Work instructions => Make a tally of the lines in the records that include the string "Bangladesh", and give only that number.

**** Recorded data

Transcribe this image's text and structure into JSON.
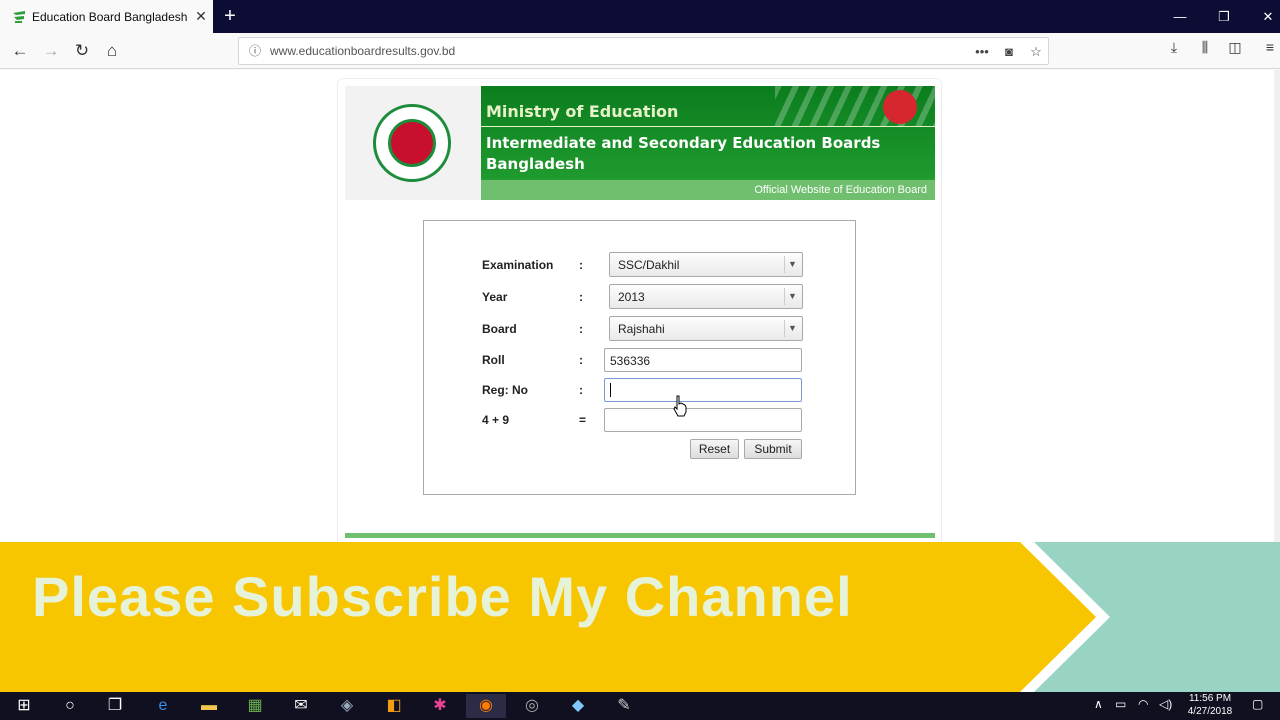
{
  "browser": {
    "tab_title": "Education Board Bangladesh",
    "tab_close": "✕",
    "new_tab": "+",
    "url": "www.educationboardresults.gov.bd"
  },
  "header": {
    "ministry": "Ministry of Education",
    "boards": "Intermediate and Secondary Education Boards Bangladesh",
    "official": "Official Website of Education Board"
  },
  "form": {
    "examination_label": "Examination",
    "examination_value": "SSC/Dakhil",
    "year_label": "Year",
    "year_value": "2013",
    "board_label": "Board",
    "board_value": "Rajshahi",
    "roll_label": "Roll",
    "roll_value": "536336",
    "reg_label": "Reg: No",
    "reg_value": "",
    "captcha_label": "4 + 9",
    "captcha_value": "",
    "colon": ":",
    "equals": "=",
    "reset_label": "Reset",
    "submit_label": "Submit"
  },
  "overlay": {
    "text": "Please Subscribe My Channel"
  },
  "taskbar": {
    "time": "11:56 PM",
    "date": "4/27/2018"
  },
  "colors": {
    "banner_green": "#0b7d1e",
    "overlay_yellow": "#f7c600",
    "overlay_teal": "#99d3c4"
  }
}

********

Right answer => 2